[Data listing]
· · · · · · ·

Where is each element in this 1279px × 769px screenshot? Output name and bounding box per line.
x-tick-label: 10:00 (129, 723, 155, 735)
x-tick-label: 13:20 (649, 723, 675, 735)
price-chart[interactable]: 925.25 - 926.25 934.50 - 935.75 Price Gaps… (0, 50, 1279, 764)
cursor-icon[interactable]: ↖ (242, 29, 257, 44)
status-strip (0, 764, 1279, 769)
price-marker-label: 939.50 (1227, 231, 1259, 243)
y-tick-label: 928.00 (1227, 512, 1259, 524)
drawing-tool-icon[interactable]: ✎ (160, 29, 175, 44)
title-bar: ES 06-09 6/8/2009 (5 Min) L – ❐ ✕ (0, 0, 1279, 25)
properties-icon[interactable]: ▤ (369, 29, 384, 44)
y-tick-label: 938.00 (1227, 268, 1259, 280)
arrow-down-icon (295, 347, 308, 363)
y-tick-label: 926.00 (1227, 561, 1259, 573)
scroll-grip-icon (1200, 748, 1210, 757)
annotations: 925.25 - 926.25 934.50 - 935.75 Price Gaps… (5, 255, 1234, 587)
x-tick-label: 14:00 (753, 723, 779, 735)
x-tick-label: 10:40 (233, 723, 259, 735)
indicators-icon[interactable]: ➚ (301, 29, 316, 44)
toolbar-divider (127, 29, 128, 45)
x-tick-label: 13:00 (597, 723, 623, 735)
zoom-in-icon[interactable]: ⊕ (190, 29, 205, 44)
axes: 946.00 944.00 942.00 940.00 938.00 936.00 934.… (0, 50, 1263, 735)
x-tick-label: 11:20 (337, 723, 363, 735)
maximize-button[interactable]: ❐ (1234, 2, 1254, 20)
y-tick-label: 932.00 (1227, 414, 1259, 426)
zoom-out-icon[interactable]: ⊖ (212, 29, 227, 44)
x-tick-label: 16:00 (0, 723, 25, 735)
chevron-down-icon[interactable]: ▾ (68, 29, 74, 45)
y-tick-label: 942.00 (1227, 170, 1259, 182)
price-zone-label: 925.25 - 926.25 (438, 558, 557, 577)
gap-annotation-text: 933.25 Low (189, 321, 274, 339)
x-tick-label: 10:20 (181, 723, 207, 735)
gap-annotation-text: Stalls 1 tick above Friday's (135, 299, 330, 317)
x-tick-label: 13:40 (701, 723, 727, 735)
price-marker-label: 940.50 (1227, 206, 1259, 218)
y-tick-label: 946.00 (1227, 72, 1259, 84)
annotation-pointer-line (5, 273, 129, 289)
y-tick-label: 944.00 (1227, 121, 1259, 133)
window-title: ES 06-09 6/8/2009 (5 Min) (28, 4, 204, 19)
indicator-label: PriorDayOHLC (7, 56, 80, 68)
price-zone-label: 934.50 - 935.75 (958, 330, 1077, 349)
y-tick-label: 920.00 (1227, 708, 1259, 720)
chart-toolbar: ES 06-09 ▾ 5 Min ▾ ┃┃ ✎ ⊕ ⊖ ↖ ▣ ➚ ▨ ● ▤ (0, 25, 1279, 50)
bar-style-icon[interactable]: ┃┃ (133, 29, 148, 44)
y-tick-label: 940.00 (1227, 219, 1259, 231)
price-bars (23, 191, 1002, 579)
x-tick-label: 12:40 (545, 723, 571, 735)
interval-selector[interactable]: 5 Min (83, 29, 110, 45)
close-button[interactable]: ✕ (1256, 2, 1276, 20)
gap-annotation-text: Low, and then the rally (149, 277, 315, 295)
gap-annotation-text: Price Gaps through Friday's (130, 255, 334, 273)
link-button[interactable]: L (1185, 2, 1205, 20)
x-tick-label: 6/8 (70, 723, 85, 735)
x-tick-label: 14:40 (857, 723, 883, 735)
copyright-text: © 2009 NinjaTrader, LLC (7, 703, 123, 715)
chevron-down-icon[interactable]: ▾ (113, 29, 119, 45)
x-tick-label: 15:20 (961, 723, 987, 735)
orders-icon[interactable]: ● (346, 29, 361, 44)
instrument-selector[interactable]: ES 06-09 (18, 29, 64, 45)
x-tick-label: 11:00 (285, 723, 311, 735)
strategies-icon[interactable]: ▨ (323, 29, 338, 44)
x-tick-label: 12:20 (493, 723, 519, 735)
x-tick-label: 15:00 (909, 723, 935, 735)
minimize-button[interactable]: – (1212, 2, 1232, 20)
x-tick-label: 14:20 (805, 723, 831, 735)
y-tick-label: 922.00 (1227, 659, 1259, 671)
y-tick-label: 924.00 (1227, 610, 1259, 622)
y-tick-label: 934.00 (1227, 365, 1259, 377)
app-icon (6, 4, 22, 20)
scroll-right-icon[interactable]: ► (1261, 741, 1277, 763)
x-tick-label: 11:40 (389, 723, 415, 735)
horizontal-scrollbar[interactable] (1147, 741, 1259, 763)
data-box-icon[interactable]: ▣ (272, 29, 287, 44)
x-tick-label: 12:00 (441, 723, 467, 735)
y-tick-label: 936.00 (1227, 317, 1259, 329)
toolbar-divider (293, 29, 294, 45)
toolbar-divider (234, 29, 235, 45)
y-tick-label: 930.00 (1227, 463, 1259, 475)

· · · · · · ·

WORK TO COMPLETE:
Copy out every line of the material above word for word, changing nothing.

THE RESULT:
Where is each element in this 1279px × 769px screenshot? Output name and bounding box per line.
x-tick-label: 10:00 (129, 723, 155, 735)
x-tick-label: 13:20 (649, 723, 675, 735)
price-chart[interactable]: 925.25 - 926.25 934.50 - 935.75 Price Gaps… (0, 50, 1279, 764)
cursor-icon[interactable]: ↖ (242, 29, 257, 44)
status-strip (0, 764, 1279, 769)
price-marker-label: 939.50 (1227, 231, 1259, 243)
y-tick-label: 928.00 (1227, 512, 1259, 524)
drawing-tool-icon[interactable]: ✎ (160, 29, 175, 44)
title-bar: ES 06-09 6/8/2009 (5 Min) L – ❐ ✕ (0, 0, 1279, 25)
properties-icon[interactable]: ▤ (369, 29, 384, 44)
y-tick-label: 938.00 (1227, 268, 1259, 280)
arrow-down-icon (295, 347, 308, 363)
y-tick-label: 926.00 (1227, 561, 1259, 573)
scroll-grip-icon (1200, 748, 1210, 757)
annotations: 925.25 - 926.25 934.50 - 935.75 Price Gaps… (5, 255, 1234, 587)
x-tick-label: 14:00 (753, 723, 779, 735)
x-tick-label: 10:40 (233, 723, 259, 735)
indicators-icon[interactable]: ➚ (301, 29, 316, 44)
toolbar-divider (127, 29, 128, 45)
x-tick-label: 13:00 (597, 723, 623, 735)
zoom-in-icon[interactable]: ⊕ (190, 29, 205, 44)
axes: 946.00 944.00 942.00 940.00 938.00 936.00 934.… (0, 50, 1263, 735)
x-tick-label: 11:20 (337, 723, 363, 735)
maximize-button[interactable]: ❐ (1234, 2, 1254, 20)
y-tick-label: 932.00 (1227, 414, 1259, 426)
zoom-out-icon[interactable]: ⊖ (212, 29, 227, 44)
x-tick-label: 16:00 (0, 723, 25, 735)
chevron-down-icon[interactable]: ▾ (68, 29, 74, 45)
y-tick-label: 942.00 (1227, 170, 1259, 182)
price-zone-label: 925.25 - 926.25 (438, 558, 557, 577)
gap-annotation-text: 933.25 Low (189, 321, 274, 339)
x-tick-label: 10:20 (181, 723, 207, 735)
gap-annotation-text: Stalls 1 tick above Friday's (135, 299, 330, 317)
x-tick-label: 13:40 (701, 723, 727, 735)
price-marker-label: 940.50 (1227, 206, 1259, 218)
y-tick-label: 946.00 (1227, 72, 1259, 84)
annotation-pointer-line (5, 273, 129, 289)
y-tick-label: 944.00 (1227, 121, 1259, 133)
window-title: ES 06-09 6/8/2009 (5 Min) (28, 4, 204, 19)
indicator-label: PriorDayOHLC (7, 56, 80, 68)
price-zone-label: 934.50 - 935.75 (958, 330, 1077, 349)
y-tick-label: 920.00 (1227, 708, 1259, 720)
chart-toolbar: ES 06-09 ▾ 5 Min ▾ ┃┃ ✎ ⊕ ⊖ ↖ ▣ ➚ ▨ ● ▤ (0, 25, 1279, 50)
bar-style-icon[interactable]: ┃┃ (133, 29, 148, 44)
y-tick-label: 940.00 (1227, 219, 1259, 231)
price-bars (23, 191, 1002, 579)
x-tick-label: 12:40 (545, 723, 571, 735)
interval-selector[interactable]: 5 Min (83, 29, 110, 45)
close-button[interactable]: ✕ (1256, 2, 1276, 20)
gap-annotation-text: Low, and then the rally (149, 277, 315, 295)
gap-annotation-text: Price Gaps through Friday's (130, 255, 334, 273)
link-button[interactable]: L (1185, 2, 1205, 20)
x-tick-label: 6/8 (70, 723, 85, 735)
x-tick-label: 14:40 (857, 723, 883, 735)
copyright-text: © 2009 NinjaTrader, LLC (7, 703, 123, 715)
chevron-down-icon[interactable]: ▾ (113, 29, 119, 45)
x-tick-label: 15:20 (961, 723, 987, 735)
orders-icon[interactable]: ● (346, 29, 361, 44)
instrument-selector[interactable]: ES 06-09 (18, 29, 64, 45)
x-tick-label: 11:00 (285, 723, 311, 735)
strategies-icon[interactable]: ▨ (323, 29, 338, 44)
x-tick-label: 12:20 (493, 723, 519, 735)
x-tick-label: 15:00 (909, 723, 935, 735)
minimize-button[interactable]: – (1212, 2, 1232, 20)
x-tick-label: 14:20 (805, 723, 831, 735)
y-tick-label: 922.00 (1227, 659, 1259, 671)
y-tick-label: 924.00 (1227, 610, 1259, 622)
y-tick-label: 934.00 (1227, 365, 1259, 377)
app-icon (6, 4, 22, 20)
scroll-right-icon[interactable]: ► (1261, 741, 1277, 763)
x-tick-label: 11:40 (389, 723, 415, 735)
horizontal-scrollbar[interactable] (1147, 741, 1259, 763)
data-box-icon[interactable]: ▣ (272, 29, 287, 44)
x-tick-label: 12:00 (441, 723, 467, 735)
y-tick-label: 936.00 (1227, 317, 1259, 329)
toolbar-divider (293, 29, 294, 45)
toolbar-divider (234, 29, 235, 45)
y-tick-label: 930.00 (1227, 463, 1259, 475)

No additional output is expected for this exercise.